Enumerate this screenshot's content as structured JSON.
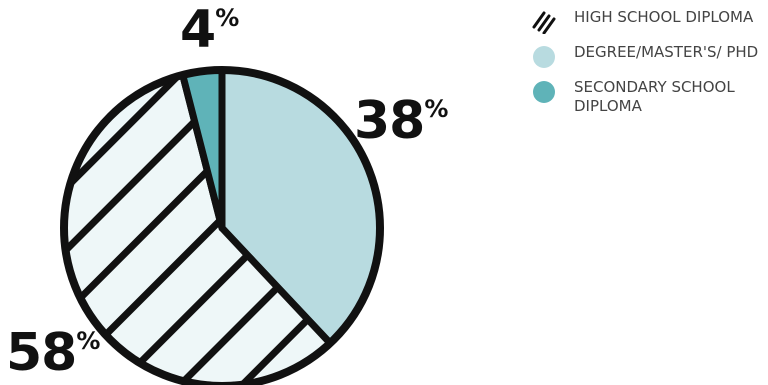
{
  "chart_data": {
    "type": "pie",
    "slices": [
      {
        "label": "DEGREE/MASTER'S/ PHD",
        "value": 38,
        "display": "38",
        "color": "#b8dbe0",
        "pattern": "solid"
      },
      {
        "label": "HIGH SCHOOL DIPLOMA",
        "value": 58,
        "display": "58",
        "color": "#eef7f8",
        "pattern": "hatch"
      },
      {
        "label": "SECONDARY SCHOOL DIPLOMA",
        "value": 4,
        "display": "4",
        "color": "#5fb3b8",
        "pattern": "solid"
      }
    ],
    "percent_symbol": "%",
    "legend": {
      "placement": "top-right",
      "items": [
        {
          "label": "HIGH SCHOOL DIPLOMA",
          "icon": "hatch-icon"
        },
        {
          "label": "DEGREE/MASTER'S/ PHD",
          "color": "#b8dbe0",
          "icon": "circle-icon"
        },
        {
          "label": "SECONDARY SCHOOL DIPLOMA",
          "color": "#5fb3b8",
          "icon": "circle-icon"
        }
      ]
    },
    "colors": {
      "outline": "#111111",
      "hatch_line": "#111111",
      "text": "#111111",
      "legend_text": "#444444"
    }
  }
}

#### Given instruction:
Pictures are to be left out; the records above must be repeated word for word.

#### Result for this exercise:
Enumerate this screenshot's content as structured JSON.
{
  "chart_data": {
    "type": "pie",
    "slices": [
      {
        "label": "DEGREE/MASTER'S/ PHD",
        "value": 38,
        "display": "38",
        "color": "#b8dbe0",
        "pattern": "solid"
      },
      {
        "label": "HIGH SCHOOL DIPLOMA",
        "value": 58,
        "display": "58",
        "color": "#eef7f8",
        "pattern": "hatch"
      },
      {
        "label": "SECONDARY SCHOOL DIPLOMA",
        "value": 4,
        "display": "4",
        "color": "#5fb3b8",
        "pattern": "solid"
      }
    ],
    "percent_symbol": "%",
    "legend": {
      "placement": "top-right",
      "items": [
        {
          "label": "HIGH SCHOOL DIPLOMA",
          "icon": "hatch-icon"
        },
        {
          "label": "DEGREE/MASTER'S/ PHD",
          "color": "#b8dbe0",
          "icon": "circle-icon"
        },
        {
          "label": "SECONDARY SCHOOL DIPLOMA",
          "color": "#5fb3b8",
          "icon": "circle-icon"
        }
      ]
    },
    "colors": {
      "outline": "#111111",
      "hatch_line": "#111111",
      "text": "#111111",
      "legend_text": "#444444"
    }
  }
}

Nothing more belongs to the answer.